* _What you have to do_: Quote all of the data exactly as given. Skip every picture it contains.

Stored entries
________________________

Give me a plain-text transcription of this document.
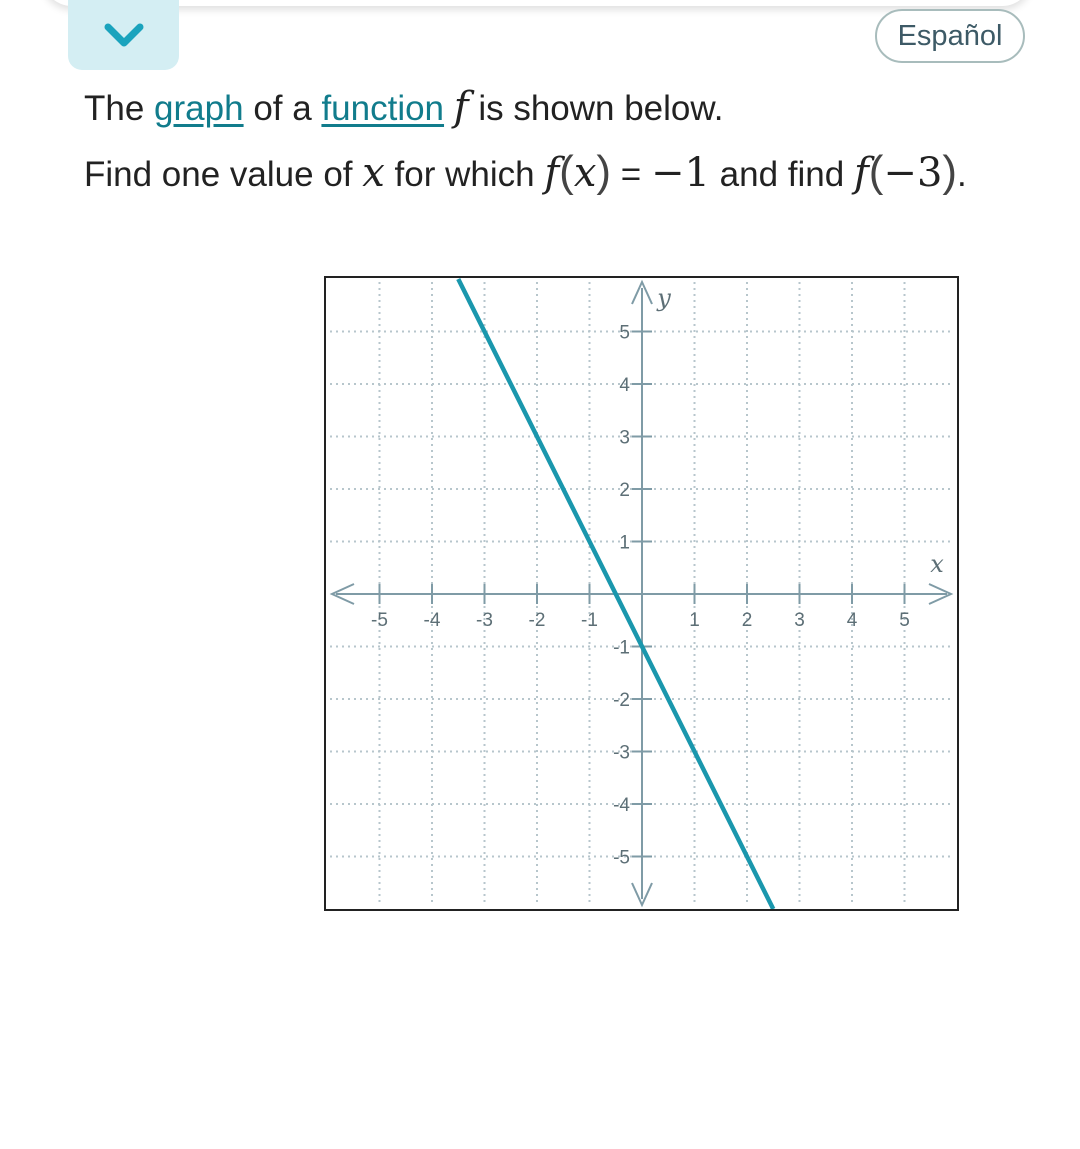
Español
The graph of a function f is shown below.
Find one value of x for which f(x) = −1 and find f(−3).
-5 -4 -3 -2 -1	1 2 3 4 5
-5
-4
-3
-2
-1
1
2
3
4
5
x
y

________________________

* _Solution for this exercise_:
Give me a plain-text transcription of this document.
Español
The graph of a function f is shown below.
Find one value of x for which f(x) = −1 and find f(−3).
-5 -4 -3 -2 -1	1 2 3 4 5
-5
-4
-3
-2
-1
1
2
3
4
5
x
y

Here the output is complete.